→ DATASET ENTRIES
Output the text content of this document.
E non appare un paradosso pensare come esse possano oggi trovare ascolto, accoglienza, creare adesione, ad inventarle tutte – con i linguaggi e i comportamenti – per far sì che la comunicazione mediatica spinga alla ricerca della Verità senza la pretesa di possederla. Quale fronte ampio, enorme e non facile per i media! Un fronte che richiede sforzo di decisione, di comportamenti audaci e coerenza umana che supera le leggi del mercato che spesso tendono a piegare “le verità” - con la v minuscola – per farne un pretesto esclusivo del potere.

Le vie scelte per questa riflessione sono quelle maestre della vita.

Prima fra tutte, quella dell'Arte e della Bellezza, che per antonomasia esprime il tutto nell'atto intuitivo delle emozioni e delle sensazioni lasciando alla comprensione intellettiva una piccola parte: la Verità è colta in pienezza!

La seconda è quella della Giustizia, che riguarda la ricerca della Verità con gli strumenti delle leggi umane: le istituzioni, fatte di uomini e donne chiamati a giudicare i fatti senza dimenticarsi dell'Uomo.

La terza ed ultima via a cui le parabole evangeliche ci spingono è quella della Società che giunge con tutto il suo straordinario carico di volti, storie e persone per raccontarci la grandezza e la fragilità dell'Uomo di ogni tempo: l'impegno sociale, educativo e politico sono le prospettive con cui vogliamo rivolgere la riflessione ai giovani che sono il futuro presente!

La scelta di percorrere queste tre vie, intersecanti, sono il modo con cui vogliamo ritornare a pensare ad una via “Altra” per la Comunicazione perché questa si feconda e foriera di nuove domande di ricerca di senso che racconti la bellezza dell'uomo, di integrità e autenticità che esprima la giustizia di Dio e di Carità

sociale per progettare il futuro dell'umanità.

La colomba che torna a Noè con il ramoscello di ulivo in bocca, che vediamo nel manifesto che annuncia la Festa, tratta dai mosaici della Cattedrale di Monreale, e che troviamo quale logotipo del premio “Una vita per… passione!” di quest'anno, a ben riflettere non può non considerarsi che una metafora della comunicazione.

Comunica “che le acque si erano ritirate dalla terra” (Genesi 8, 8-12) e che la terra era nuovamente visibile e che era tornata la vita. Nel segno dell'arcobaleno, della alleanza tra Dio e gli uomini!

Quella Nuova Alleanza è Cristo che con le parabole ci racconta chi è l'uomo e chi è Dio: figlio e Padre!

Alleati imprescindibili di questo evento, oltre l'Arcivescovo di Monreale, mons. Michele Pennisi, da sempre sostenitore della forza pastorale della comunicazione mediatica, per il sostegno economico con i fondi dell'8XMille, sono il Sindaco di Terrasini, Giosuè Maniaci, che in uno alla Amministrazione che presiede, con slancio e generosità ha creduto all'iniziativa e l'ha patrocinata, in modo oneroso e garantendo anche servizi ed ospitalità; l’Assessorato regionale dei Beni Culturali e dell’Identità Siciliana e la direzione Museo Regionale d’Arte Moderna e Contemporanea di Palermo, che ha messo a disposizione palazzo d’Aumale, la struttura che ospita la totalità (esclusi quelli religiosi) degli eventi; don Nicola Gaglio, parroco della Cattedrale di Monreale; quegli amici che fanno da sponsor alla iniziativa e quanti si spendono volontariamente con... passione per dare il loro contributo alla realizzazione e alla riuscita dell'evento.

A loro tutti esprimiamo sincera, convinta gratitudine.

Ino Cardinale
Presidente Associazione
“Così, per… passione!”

→ INSTRUCTIONS TO FOLLOW
Give the listing once more, unchanged in every line.

→ SOLUTION TO THIS EXERCISE
Output the text content of this document.
E non appare un paradosso pensare come esse possano oggi trovare ascolto, accoglienza, creare adesione, ad inventarle tutte – con i linguaggi e i comportamenti – per far sì che la comunicazione mediatica spinga alla ricerca della Verità senza la pretesa di possederla. Quale fronte ampio, enorme e non facile per i media! Un fronte che richiede sforzo di decisione, di comportamenti audaci e coerenza umana che supera le leggi del mercato che spesso tendono a piegare “le verità” - con la v minuscola – per farne un pretesto esclusivo del potere.

Le vie scelte per questa riflessione sono quelle maestre della vita.

Prima fra tutte, quella dell'Arte e della Bellezza, che per antonomasia esprime il tutto nell'atto intuitivo delle emozioni e delle sensazioni lasciando alla comprensione intellettiva una piccola parte: la Verità è colta in pienezza!

La seconda è quella della Giustizia, che riguarda la ricerca della Verità con gli strumenti delle leggi umane: le istituzioni, fatte di uomini e donne chiamati a giudicare i fatti senza dimenticarsi dell'Uomo.

La terza ed ultima via a cui le parabole evangeliche ci spingono è quella della Società che giunge con tutto il suo straordinario carico di volti, storie e persone per raccontarci la grandezza e la fragilità dell'Uomo di ogni tempo: l'impegno sociale, educativo e politico sono le prospettive con cui vogliamo rivolgere la riflessione ai giovani che sono il futuro presente!

La scelta di percorrere queste tre vie, intersecanti, sono il modo con cui vogliamo ritornare a pensare ad una via “Altra” per la Comunicazione perché questa si feconda e foriera di nuove domande di ricerca di senso che racconti la bellezza dell'uomo, di integrità e autenticità che esprima la giustizia di Dio e di Carità

sociale per progettare il futuro dell'umanità.

La colomba che torna a Noè con il ramoscello di ulivo in bocca, che vediamo nel manifesto che annuncia la Festa, tratta dai mosaici della Cattedrale di Monreale, e che troviamo quale logotipo del premio “Una vita per… passione!” di quest'anno, a ben riflettere non può non considerarsi che una metafora della comunicazione.

Comunica “che le acque si erano ritirate dalla terra” (Genesi 8, 8-12) e che la terra era nuovamente visibile e che era tornata la vita. Nel segno dell'arcobaleno, della alleanza tra Dio e gli uomini!

Quella Nuova Alleanza è Cristo che con le parabole ci racconta chi è l'uomo e chi è Dio: figlio e Padre!

Alleati imprescindibili di questo evento, oltre l'Arcivescovo di Monreale, mons. Michele Pennisi, da sempre sostenitore della forza pastorale della comunicazione mediatica, per il sostegno economico con i fondi dell'8XMille, sono il Sindaco di Terrasini, Giosuè Maniaci, che in uno alla Amministrazione che presiede, con slancio e generosità ha creduto all'iniziativa e l'ha patrocinata, in modo oneroso e garantendo anche servizi ed ospitalità; l’Assessorato regionale dei Beni Culturali e dell’Identità Siciliana e la direzione Museo Regionale d’Arte Moderna e Contemporanea di Palermo, che ha messo a disposizione palazzo d’Aumale, la struttura che ospita la totalità (esclusi quelli religiosi) degli eventi; don Nicola Gaglio, parroco della Cattedrale di Monreale; quegli amici che fanno da sponsor alla iniziativa e quanti si spendono volontariamente con... passione per dare il loro contributo alla realizzazione e alla riuscita dell'evento.

A loro tutti esprimiamo sincera, convinta gratitudine.

Ino Cardinale
Presidente Associazione
“Così, per… passione!”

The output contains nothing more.